◆ Problem: Reproduce all the entries exactly and keep the pictures out.

◆ Provided data:
━━━━━━━━━━━━━━━━━━━━

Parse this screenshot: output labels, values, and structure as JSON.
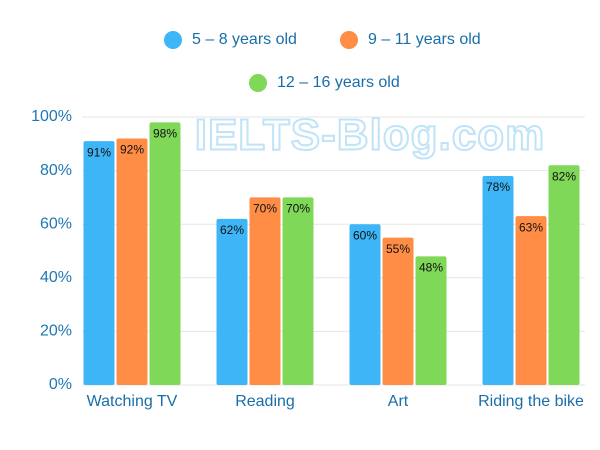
{
  "chart_data": {
    "type": "bar",
    "watermark": "IELTS-Blog.com",
    "categories": [
      "Watching TV",
      "Reading",
      "Art",
      "Riding the bike"
    ],
    "series": [
      {
        "name": "5 – 8 years old",
        "color": "#3db5f7",
        "values": [
          91,
          62,
          60,
          78
        ],
        "value_labels": [
          "91%",
          "62%",
          "60%",
          "78%"
        ]
      },
      {
        "name": "9 – 11 years old",
        "color": "#ff8d45",
        "values": [
          92,
          70,
          55,
          63
        ],
        "value_labels": [
          "92%",
          "70%",
          "55%",
          "63%"
        ]
      },
      {
        "name": "12 – 16 years old",
        "color": "#7fd858",
        "values": [
          98,
          70,
          48,
          82
        ],
        "value_labels": [
          "98%",
          "70%",
          "48%",
          "82%"
        ]
      }
    ],
    "ylim": [
      0,
      100
    ],
    "yticks": [
      {
        "value": 0,
        "label": "0%"
      },
      {
        "value": 20,
        "label": "20%"
      },
      {
        "value": 40,
        "label": "40%"
      },
      {
        "value": 60,
        "label": "60%"
      },
      {
        "value": 80,
        "label": "80%"
      },
      {
        "value": 100,
        "label": "100%"
      }
    ],
    "grid": true
  }
}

━━━━━━━━━━━━━━━━━━━━

◆ Answer to the problem:
Parse this screenshot: output labels, values, and structure as JSON.
{
  "chart_data": {
    "type": "bar",
    "watermark": "IELTS-Blog.com",
    "categories": [
      "Watching TV",
      "Reading",
      "Art",
      "Riding the bike"
    ],
    "series": [
      {
        "name": "5 – 8 years old",
        "color": "#3db5f7",
        "values": [
          91,
          62,
          60,
          78
        ],
        "value_labels": [
          "91%",
          "62%",
          "60%",
          "78%"
        ]
      },
      {
        "name": "9 – 11 years old",
        "color": "#ff8d45",
        "values": [
          92,
          70,
          55,
          63
        ],
        "value_labels": [
          "92%",
          "70%",
          "55%",
          "63%"
        ]
      },
      {
        "name": "12 – 16 years old",
        "color": "#7fd858",
        "values": [
          98,
          70,
          48,
          82
        ],
        "value_labels": [
          "98%",
          "70%",
          "48%",
          "82%"
        ]
      }
    ],
    "ylim": [
      0,
      100
    ],
    "yticks": [
      {
        "value": 0,
        "label": "0%"
      },
      {
        "value": 20,
        "label": "20%"
      },
      {
        "value": 40,
        "label": "40%"
      },
      {
        "value": 60,
        "label": "60%"
      },
      {
        "value": 80,
        "label": "80%"
      },
      {
        "value": 100,
        "label": "100%"
      }
    ],
    "grid": true
  }
}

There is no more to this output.